▶ _Given task_:
Reproduce each line from the records that holds "into".

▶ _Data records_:
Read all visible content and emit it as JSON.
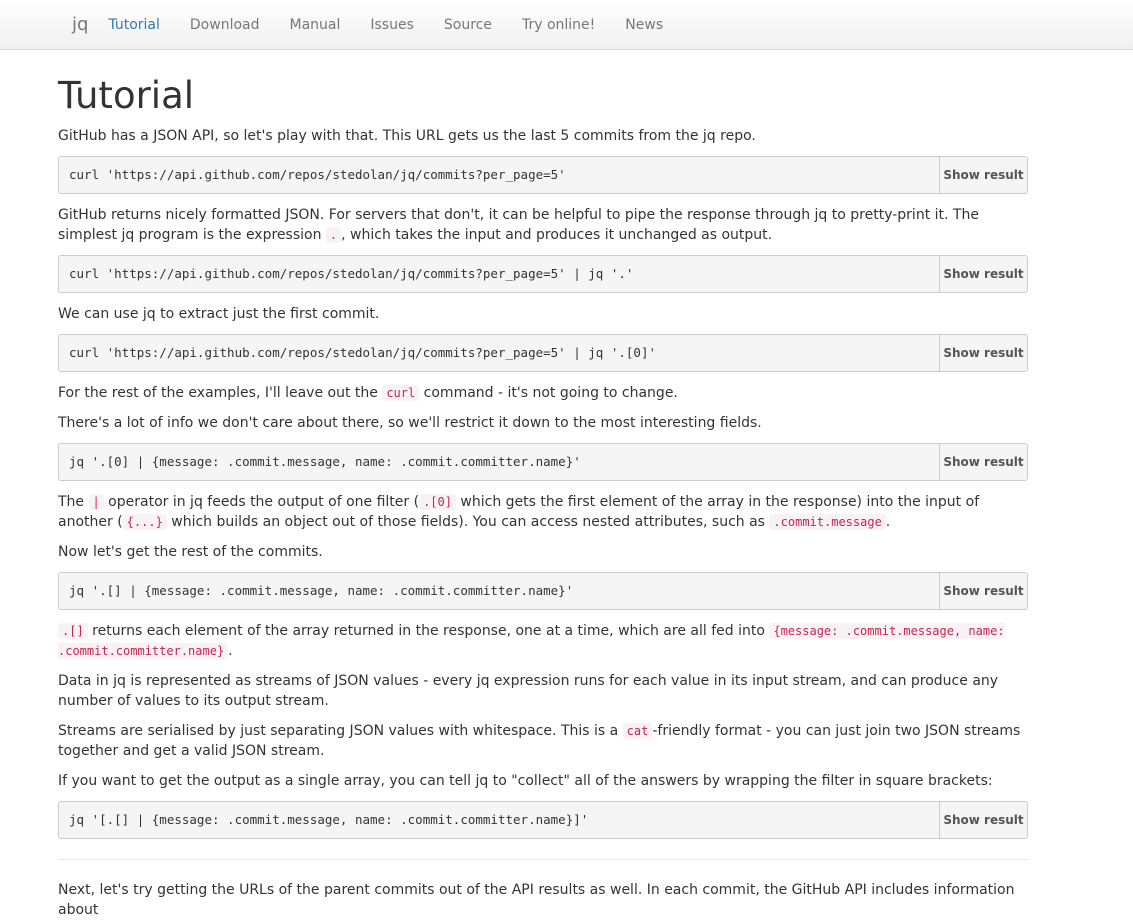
{
  "nav": {
    "brand": "jq",
    "items": [
      "Tutorial",
      "Download",
      "Manual",
      "Issues",
      "Source",
      "Try online!",
      "News"
    ]
  },
  "page": {
    "title": "Tutorial",
    "show_result": "Show result",
    "p1": "GitHub has a JSON API, so let's play with that. This URL gets us the last 5 commits from the jq repo.",
    "cmd1": "curl 'https://api.github.com/repos/stedolan/jq/commits?per_page=5'",
    "p2a": "GitHub returns nicely formatted JSON. For servers that don't, it can be helpful to pipe the response through jq to pretty-print it. The simplest jq program is the expression ",
    "p2code": ".",
    "p2b": ", which takes the input and produces it unchanged as output.",
    "cmd2": "curl 'https://api.github.com/repos/stedolan/jq/commits?per_page=5' | jq '.'",
    "p3": "We can use jq to extract just the first commit.",
    "cmd3": "curl 'https://api.github.com/repos/stedolan/jq/commits?per_page=5' | jq '.[0]'",
    "p4a": "For the rest of the examples, I'll leave out the ",
    "p4code": "curl",
    "p4b": " command - it's not going to change.",
    "p5": "There's a lot of info we don't care about there, so we'll restrict it down to the most interesting fields.",
    "cmd4": "jq '.[0] | {message: .commit.message, name: .commit.committer.name}'",
    "p6a": "The ",
    "p6code1": "|",
    "p6b": " operator in jq feeds the output of one filter (",
    "p6code2": ".[0]",
    "p6c": " which gets the first element of the array in the response) into the input of another (",
    "p6code3": "{...}",
    "p6d": " which builds an object out of those fields). You can access nested attributes, such as ",
    "p6code4": ".commit.message",
    "p6e": ".",
    "p7": "Now let's get the rest of the commits.",
    "cmd5": "jq '.[] | {message: .commit.message, name: .commit.committer.name}'",
    "p8code1": ".[]",
    "p8a": " returns each element of the array returned in the response, one at a time, which are all fed into ",
    "p8code2": "{message: .commit.message, name: .commit.committer.name}",
    "p8b": ".",
    "p9": "Data in jq is represented as streams of JSON values - every jq expression runs for each value in its input stream, and can produce any number of values to its output stream.",
    "p10a": "Streams are serialised by just separating JSON values with whitespace. This is a ",
    "p10code": "cat",
    "p10b": "-friendly format - you can just join two JSON streams together and get a valid JSON stream.",
    "p11": "If you want to get the output as a single array, you can tell jq to \"collect\" all of the answers by wrapping the filter in square brackets:",
    "cmd6": "jq '[.[] | {message: .commit.message, name: .commit.committer.name}]'",
    "p12": "Next, let's try getting the URLs of the parent commits out of the API results as well. In each commit, the GitHub API includes information about"
  }
}
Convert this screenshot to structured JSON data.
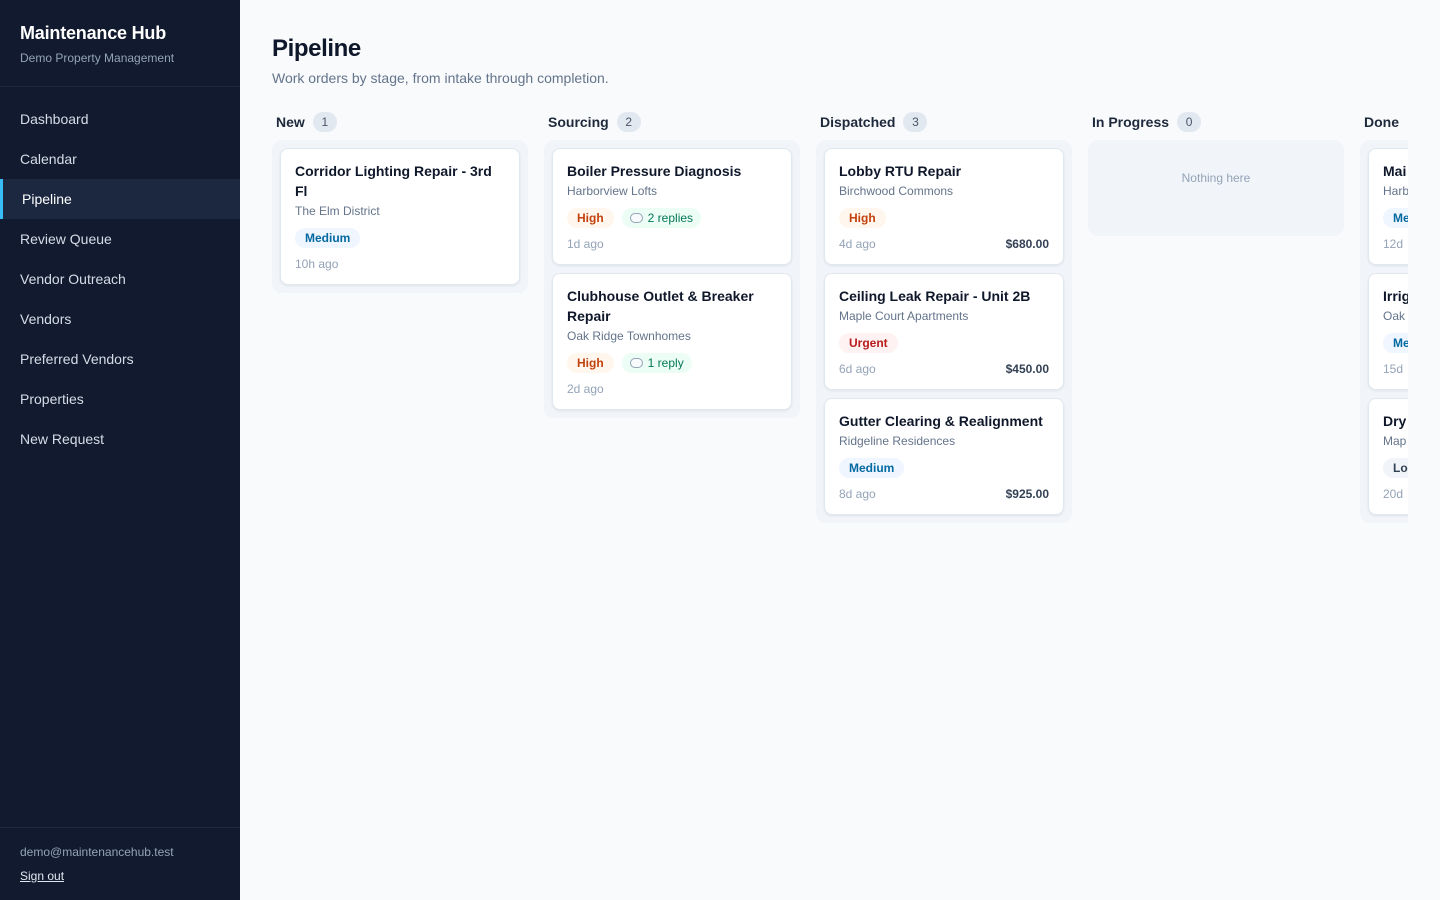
{
  "app": {
    "title": "Maintenance Hub",
    "subtitle": "Demo Property Management"
  },
  "nav": [
    {
      "label": "Dashboard",
      "active": false
    },
    {
      "label": "Calendar",
      "active": false
    },
    {
      "label": "Pipeline",
      "active": true
    },
    {
      "label": "Review Queue",
      "active": false
    },
    {
      "label": "Vendor Outreach",
      "active": false
    },
    {
      "label": "Vendors",
      "active": false
    },
    {
      "label": "Preferred Vendors",
      "active": false
    },
    {
      "label": "Properties",
      "active": false
    },
    {
      "label": "New Request",
      "active": false
    }
  ],
  "user": {
    "email": "demo@maintenancehub.test",
    "sign_out": "Sign out"
  },
  "page": {
    "title": "Pipeline",
    "subtitle": "Work orders by stage, from intake through completion."
  },
  "colors": {
    "sidebar": "#111a2e",
    "accent": "#38bdf8",
    "high": "#c2410c",
    "medium": "#0369a1",
    "urgent": "#b91c1c"
  },
  "columns": [
    {
      "title": "New",
      "count": "1",
      "empty_text": "",
      "cards": [
        {
          "title": "Corridor Lighting Repair - 3rd Fl",
          "property": "The Elm District",
          "priority": "Medium",
          "priority_class": "medium",
          "replies": "",
          "age": "10h ago",
          "amount": ""
        }
      ]
    },
    {
      "title": "Sourcing",
      "count": "2",
      "empty_text": "",
      "cards": [
        {
          "title": "Boiler Pressure Diagnosis",
          "property": "Harborview Lofts",
          "priority": "High",
          "priority_class": "high",
          "replies": "2 replies",
          "age": "1d ago",
          "amount": ""
        },
        {
          "title": "Clubhouse Outlet & Breaker Repair",
          "property": "Oak Ridge Townhomes",
          "priority": "High",
          "priority_class": "high",
          "replies": "1 reply",
          "age": "2d ago",
          "amount": ""
        }
      ]
    },
    {
      "title": "Dispatched",
      "count": "3",
      "empty_text": "",
      "cards": [
        {
          "title": "Lobby RTU Repair",
          "property": "Birchwood Commons",
          "priority": "High",
          "priority_class": "high",
          "replies": "",
          "age": "4d ago",
          "amount": "$680.00"
        },
        {
          "title": "Ceiling Leak Repair - Unit 2B",
          "property": "Maple Court Apartments",
          "priority": "Urgent",
          "priority_class": "urgent",
          "replies": "",
          "age": "6d ago",
          "amount": "$450.00"
        },
        {
          "title": "Gutter Clearing & Realignment",
          "property": "Ridgeline Residences",
          "priority": "Medium",
          "priority_class": "medium",
          "replies": "",
          "age": "8d ago",
          "amount": "$925.00"
        }
      ]
    },
    {
      "title": "In Progress",
      "count": "0",
      "empty_text": "Nothing here",
      "cards": []
    },
    {
      "title": "Done",
      "count": "",
      "empty_text": "",
      "cards": [
        {
          "title": "Mai",
          "property": "Harb",
          "priority": "Me",
          "priority_class": "medium",
          "replies": "",
          "age": "12d",
          "amount": ""
        },
        {
          "title": "Irrig",
          "property": "Oak",
          "priority": "Me",
          "priority_class": "medium",
          "replies": "",
          "age": "15d",
          "amount": ""
        },
        {
          "title": "Dry",
          "property": "Map",
          "priority": "Lo",
          "priority_class": "low",
          "replies": "",
          "age": "20d",
          "amount": ""
        }
      ]
    }
  ]
}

▶ _Correct result_:
    "p6c": " which gets the first element of the array in the response) into the input of another (",
    "p8a": " returns each element of the array returned in the response, one at a time, which are all fed into ",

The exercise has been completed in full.